What is being asked:
Repeat each record below exactly, dropping the pictures.

——

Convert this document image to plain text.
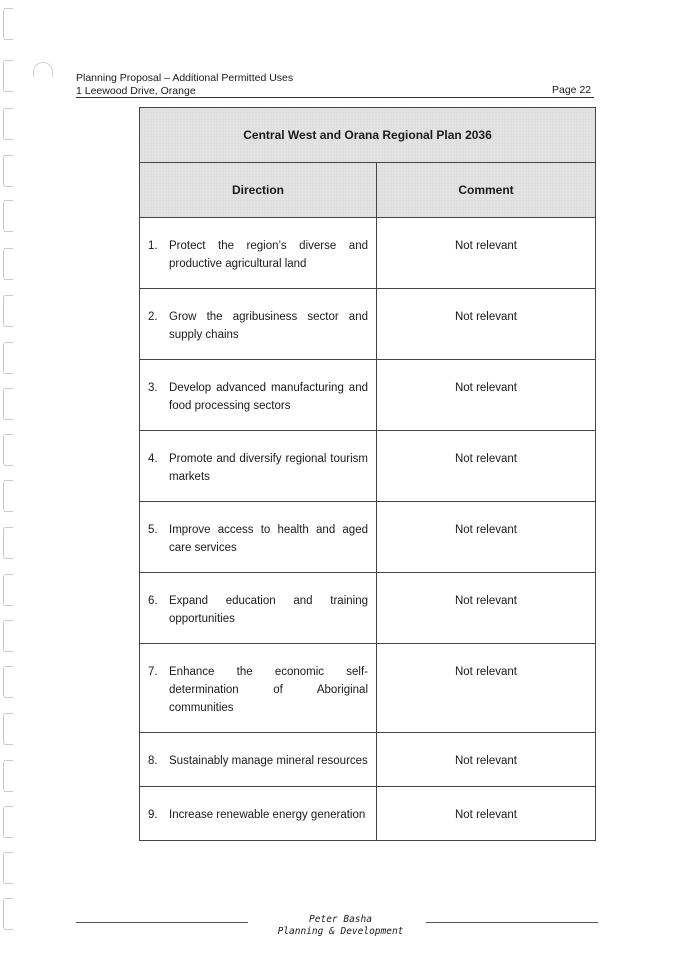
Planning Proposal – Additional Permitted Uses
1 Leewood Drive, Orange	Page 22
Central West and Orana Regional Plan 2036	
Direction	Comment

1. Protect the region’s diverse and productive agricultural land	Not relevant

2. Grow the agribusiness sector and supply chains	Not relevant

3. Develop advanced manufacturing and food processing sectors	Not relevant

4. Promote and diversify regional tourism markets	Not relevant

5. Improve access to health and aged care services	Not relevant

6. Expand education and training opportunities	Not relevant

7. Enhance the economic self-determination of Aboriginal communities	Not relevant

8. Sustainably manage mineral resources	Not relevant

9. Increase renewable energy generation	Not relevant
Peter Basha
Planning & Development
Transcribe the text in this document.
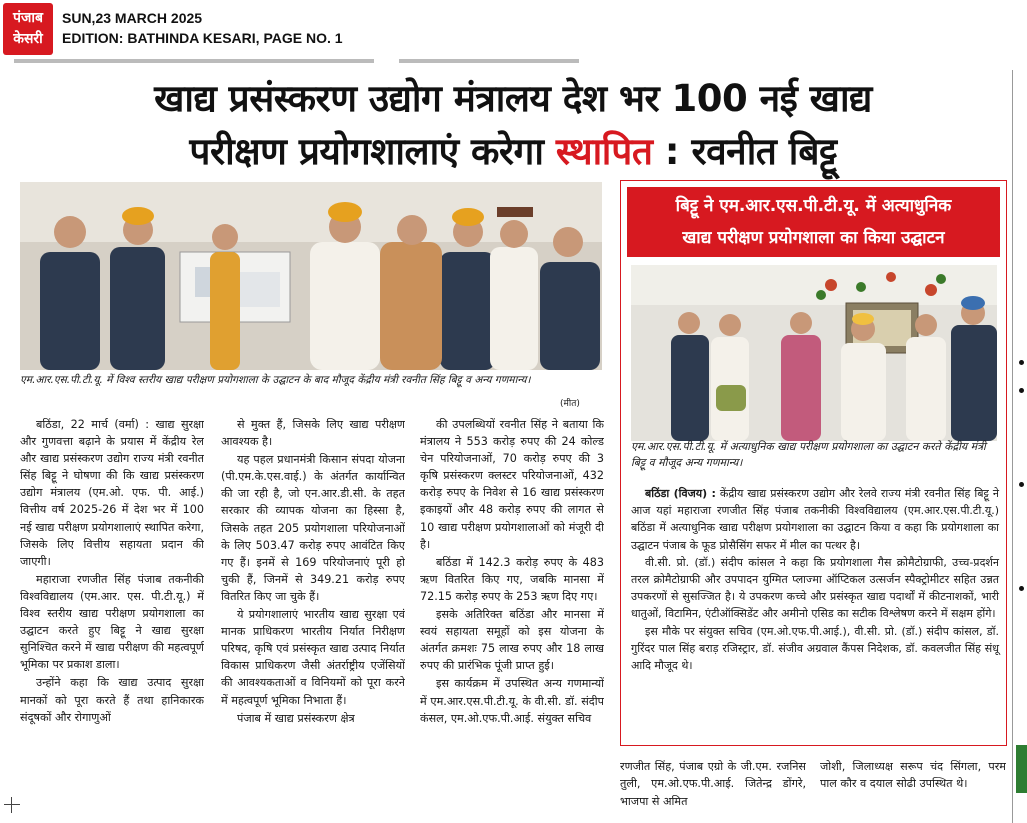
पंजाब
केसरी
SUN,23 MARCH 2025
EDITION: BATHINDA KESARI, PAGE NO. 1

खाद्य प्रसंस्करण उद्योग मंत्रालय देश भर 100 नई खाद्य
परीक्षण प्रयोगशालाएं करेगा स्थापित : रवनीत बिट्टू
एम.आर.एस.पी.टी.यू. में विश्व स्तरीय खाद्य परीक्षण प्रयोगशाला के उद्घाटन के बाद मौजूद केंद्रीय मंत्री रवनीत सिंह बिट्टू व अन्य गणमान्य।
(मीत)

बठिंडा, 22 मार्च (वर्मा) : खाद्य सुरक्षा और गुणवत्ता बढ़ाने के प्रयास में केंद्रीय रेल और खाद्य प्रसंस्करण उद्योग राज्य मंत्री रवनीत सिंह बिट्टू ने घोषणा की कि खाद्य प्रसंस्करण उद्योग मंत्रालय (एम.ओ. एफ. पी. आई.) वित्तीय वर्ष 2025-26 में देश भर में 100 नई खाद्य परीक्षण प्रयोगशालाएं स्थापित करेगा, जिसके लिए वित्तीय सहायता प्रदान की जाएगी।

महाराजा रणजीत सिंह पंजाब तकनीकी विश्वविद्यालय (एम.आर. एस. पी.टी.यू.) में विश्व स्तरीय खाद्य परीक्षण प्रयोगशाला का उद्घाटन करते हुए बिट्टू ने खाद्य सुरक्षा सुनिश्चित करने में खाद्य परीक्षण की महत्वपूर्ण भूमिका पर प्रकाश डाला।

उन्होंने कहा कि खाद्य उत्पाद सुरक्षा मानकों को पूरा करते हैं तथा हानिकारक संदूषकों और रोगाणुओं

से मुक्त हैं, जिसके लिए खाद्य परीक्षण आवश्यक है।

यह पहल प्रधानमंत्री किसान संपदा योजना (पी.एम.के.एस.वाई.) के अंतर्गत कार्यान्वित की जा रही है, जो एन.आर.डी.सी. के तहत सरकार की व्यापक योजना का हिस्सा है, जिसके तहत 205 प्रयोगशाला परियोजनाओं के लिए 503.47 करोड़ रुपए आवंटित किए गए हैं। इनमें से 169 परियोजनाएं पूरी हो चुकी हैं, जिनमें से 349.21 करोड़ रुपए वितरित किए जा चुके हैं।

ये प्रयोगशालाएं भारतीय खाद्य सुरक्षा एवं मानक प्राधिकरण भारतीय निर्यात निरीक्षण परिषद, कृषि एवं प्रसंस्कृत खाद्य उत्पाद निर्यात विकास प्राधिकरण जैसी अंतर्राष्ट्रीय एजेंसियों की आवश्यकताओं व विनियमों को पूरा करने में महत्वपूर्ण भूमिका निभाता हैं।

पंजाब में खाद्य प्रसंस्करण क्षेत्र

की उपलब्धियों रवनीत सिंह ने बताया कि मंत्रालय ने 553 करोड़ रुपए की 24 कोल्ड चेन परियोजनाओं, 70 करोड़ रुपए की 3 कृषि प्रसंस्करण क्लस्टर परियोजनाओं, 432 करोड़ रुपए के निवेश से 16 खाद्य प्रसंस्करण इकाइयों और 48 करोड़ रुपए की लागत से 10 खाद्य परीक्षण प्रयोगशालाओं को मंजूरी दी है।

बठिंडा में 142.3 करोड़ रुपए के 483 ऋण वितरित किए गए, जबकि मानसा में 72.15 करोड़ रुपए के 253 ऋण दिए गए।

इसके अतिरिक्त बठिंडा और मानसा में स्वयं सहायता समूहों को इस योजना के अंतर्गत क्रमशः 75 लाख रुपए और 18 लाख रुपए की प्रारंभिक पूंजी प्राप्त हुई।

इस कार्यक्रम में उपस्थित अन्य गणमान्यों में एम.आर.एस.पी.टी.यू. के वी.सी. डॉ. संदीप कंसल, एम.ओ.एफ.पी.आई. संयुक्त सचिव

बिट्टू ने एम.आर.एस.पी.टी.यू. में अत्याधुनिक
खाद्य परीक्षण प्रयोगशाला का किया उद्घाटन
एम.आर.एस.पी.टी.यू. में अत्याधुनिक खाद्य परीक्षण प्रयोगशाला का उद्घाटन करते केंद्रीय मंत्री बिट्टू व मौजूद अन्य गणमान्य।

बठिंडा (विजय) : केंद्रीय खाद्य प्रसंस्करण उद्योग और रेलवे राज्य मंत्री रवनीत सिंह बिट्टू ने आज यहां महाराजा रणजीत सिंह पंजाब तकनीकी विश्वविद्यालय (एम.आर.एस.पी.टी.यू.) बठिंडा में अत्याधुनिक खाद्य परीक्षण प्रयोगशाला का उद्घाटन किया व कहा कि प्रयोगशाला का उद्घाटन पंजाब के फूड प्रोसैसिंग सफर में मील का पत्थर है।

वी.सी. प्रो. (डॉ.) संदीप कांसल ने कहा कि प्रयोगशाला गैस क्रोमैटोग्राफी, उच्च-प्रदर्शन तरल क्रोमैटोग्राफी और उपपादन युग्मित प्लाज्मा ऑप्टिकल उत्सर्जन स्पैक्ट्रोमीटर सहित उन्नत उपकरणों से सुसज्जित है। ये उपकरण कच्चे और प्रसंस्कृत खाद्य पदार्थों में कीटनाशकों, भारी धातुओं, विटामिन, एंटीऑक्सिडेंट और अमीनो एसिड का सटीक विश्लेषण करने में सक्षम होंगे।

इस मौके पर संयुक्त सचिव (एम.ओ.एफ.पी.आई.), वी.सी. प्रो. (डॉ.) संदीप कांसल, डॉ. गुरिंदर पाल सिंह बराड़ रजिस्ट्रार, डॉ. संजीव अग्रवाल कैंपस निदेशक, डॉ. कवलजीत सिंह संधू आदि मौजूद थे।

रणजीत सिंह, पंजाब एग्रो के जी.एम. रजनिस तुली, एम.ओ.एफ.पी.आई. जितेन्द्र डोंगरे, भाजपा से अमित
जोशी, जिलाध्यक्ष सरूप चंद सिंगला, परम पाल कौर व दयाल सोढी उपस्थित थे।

——

Output for this exercise:
Convert this document image to plain text.
Planning Proposal – Additional Permitted Uses
1 Leewood Drive, Orange	Page 22
Central West and Orana Regional Plan 2036	
Direction	Comment

1. Protect the region’s diverse and productive agricultural land	Not relevant

2. Grow the agribusiness sector and supply chains	Not relevant

3. Develop advanced manufacturing and food processing sectors	Not relevant

4. Promote and diversify regional tourism markets	Not relevant

5. Improve access to health and aged care services	Not relevant

6. Expand education and training opportunities	Not relevant

7. Enhance the economic self-determination of Aboriginal communities	Not relevant

8. Sustainably manage mineral resources	Not relevant

9. Increase renewable energy generation	Not relevant
Peter Basha
Planning & Development
Transcribe the text in this document.
पंजाब
केसरी
SUN,23 MARCH 2025
EDITION: BATHINDA KESARI, PAGE NO. 1

खाद्य प्रसंस्करण उद्योग मंत्रालय देश भर 100 नई खाद्य
परीक्षण प्रयोगशालाएं करेगा स्थापित : रवनीत बिट्टू
एम.आर.एस.पी.टी.यू. में विश्व स्तरीय खाद्य परीक्षण प्रयोगशाला के उद्घाटन के बाद मौजूद केंद्रीय मंत्री रवनीत सिंह बिट्टू व अन्य गणमान्य।
(मीत)

बठिंडा, 22 मार्च (वर्मा) : खाद्य सुरक्षा और गुणवत्ता बढ़ाने के प्रयास में केंद्रीय रेल और खाद्य प्रसंस्करण उद्योग राज्य मंत्री रवनीत सिंह बिट्टू ने घोषणा की कि खाद्य प्रसंस्करण उद्योग मंत्रालय (एम.ओ. एफ. पी. आई.) वित्तीय वर्ष 2025-26 में देश भर में 100 नई खाद्य परीक्षण प्रयोगशालाएं स्थापित करेगा, जिसके लिए वित्तीय सहायता प्रदान की जाएगी।

महाराजा रणजीत सिंह पंजाब तकनीकी विश्वविद्यालय (एम.आर. एस. पी.टी.यू.) में विश्व स्तरीय खाद्य परीक्षण प्रयोगशाला का उद्घाटन करते हुए बिट्टू ने खाद्य सुरक्षा सुनिश्चित करने में खाद्य परीक्षण की महत्वपूर्ण भूमिका पर प्रकाश डाला।

उन्होंने कहा कि खाद्य उत्पाद सुरक्षा मानकों को पूरा करते हैं तथा हानिकारक संदूषकों और रोगाणुओं

से मुक्त हैं, जिसके लिए खाद्य परीक्षण आवश्यक है।

यह पहल प्रधानमंत्री किसान संपदा योजना (पी.एम.के.एस.वाई.) के अंतर्गत कार्यान्वित की जा रही है, जो एन.आर.डी.सी. के तहत सरकार की व्यापक योजना का हिस्सा है, जिसके तहत 205 प्रयोगशाला परियोजनाओं के लिए 503.47 करोड़ रुपए आवंटित किए गए हैं। इनमें से 169 परियोजनाएं पूरी हो चुकी हैं, जिनमें से 349.21 करोड़ रुपए वितरित किए जा चुके हैं।

ये प्रयोगशालाएं भारतीय खाद्य सुरक्षा एवं मानक प्राधिकरण भारतीय निर्यात निरीक्षण परिषद, कृषि एवं प्रसंस्कृत खाद्य उत्पाद निर्यात विकास प्राधिकरण जैसी अंतर्राष्ट्रीय एजेंसियों की आवश्यकताओं व विनियमों को पूरा करने में महत्वपूर्ण भूमिका निभाता हैं।

पंजाब में खाद्य प्रसंस्करण क्षेत्र

की उपलब्धियों रवनीत सिंह ने बताया कि मंत्रालय ने 553 करोड़ रुपए की 24 कोल्ड चेन परियोजनाओं, 70 करोड़ रुपए की 3 कृषि प्रसंस्करण क्लस्टर परियोजनाओं, 432 करोड़ रुपए के निवेश से 16 खाद्य प्रसंस्करण इकाइयों और 48 करोड़ रुपए की लागत से 10 खाद्य परीक्षण प्रयोगशालाओं को मंजूरी दी है।

बठिंडा में 142.3 करोड़ रुपए के 483 ऋण वितरित किए गए, जबकि मानसा में 72.15 करोड़ रुपए के 253 ऋण दिए गए।

इसके अतिरिक्त बठिंडा और मानसा में स्वयं सहायता समूहों को इस योजना के अंतर्गत क्रमशः 75 लाख रुपए और 18 लाख रुपए की प्रारंभिक पूंजी प्राप्त हुई।

इस कार्यक्रम में उपस्थित अन्य गणमान्यों में एम.आर.एस.पी.टी.यू. के वी.सी. डॉ. संदीप कंसल, एम.ओ.एफ.पी.आई. संयुक्त सचिव

बिट्टू ने एम.आर.एस.पी.टी.यू. में अत्याधुनिक
खाद्य परीक्षण प्रयोगशाला का किया उद्घाटन
एम.आर.एस.पी.टी.यू. में अत्याधुनिक खाद्य परीक्षण प्रयोगशाला का उद्घाटन करते केंद्रीय मंत्री बिट्टू व मौजूद अन्य गणमान्य।

बठिंडा (विजय) : केंद्रीय खाद्य प्रसंस्करण उद्योग और रेलवे राज्य मंत्री रवनीत सिंह बिट्टू ने आज यहां महाराजा रणजीत सिंह पंजाब तकनीकी विश्वविद्यालय (एम.आर.एस.पी.टी.यू.) बठिंडा में अत्याधुनिक खाद्य परीक्षण प्रयोगशाला का उद्घाटन किया व कहा कि प्रयोगशाला का उद्घाटन पंजाब के फूड प्रोसैसिंग सफर में मील का पत्थर है।

वी.सी. प्रो. (डॉ.) संदीप कांसल ने कहा कि प्रयोगशाला गैस क्रोमैटोग्राफी, उच्च-प्रदर्शन तरल क्रोमैटोग्राफी और उपपादन युग्मित प्लाज्मा ऑप्टिकल उत्सर्जन स्पैक्ट्रोमीटर सहित उन्नत उपकरणों से सुसज्जित है। ये उपकरण कच्चे और प्रसंस्कृत खाद्य पदार्थों में कीटनाशकों, भारी धातुओं, विटामिन, एंटीऑक्सिडेंट और अमीनो एसिड का सटीक विश्लेषण करने में सक्षम होंगे।

इस मौके पर संयुक्त सचिव (एम.ओ.एफ.पी.आई.), वी.सी. प्रो. (डॉ.) संदीप कांसल, डॉ. गुरिंदर पाल सिंह बराड़ रजिस्ट्रार, डॉ. संजीव अग्रवाल कैंपस निदेशक, डॉ. कवलजीत सिंह संधू आदि मौजूद थे।

रणजीत सिंह, पंजाब एग्रो के जी.एम. रजनिस तुली, एम.ओ.एफ.पी.आई. जितेन्द्र डोंगरे, भाजपा से अमित
जोशी, जिलाध्यक्ष सरूप चंद सिंगला, परम पाल कौर व दयाल सोढी उपस्थित थे।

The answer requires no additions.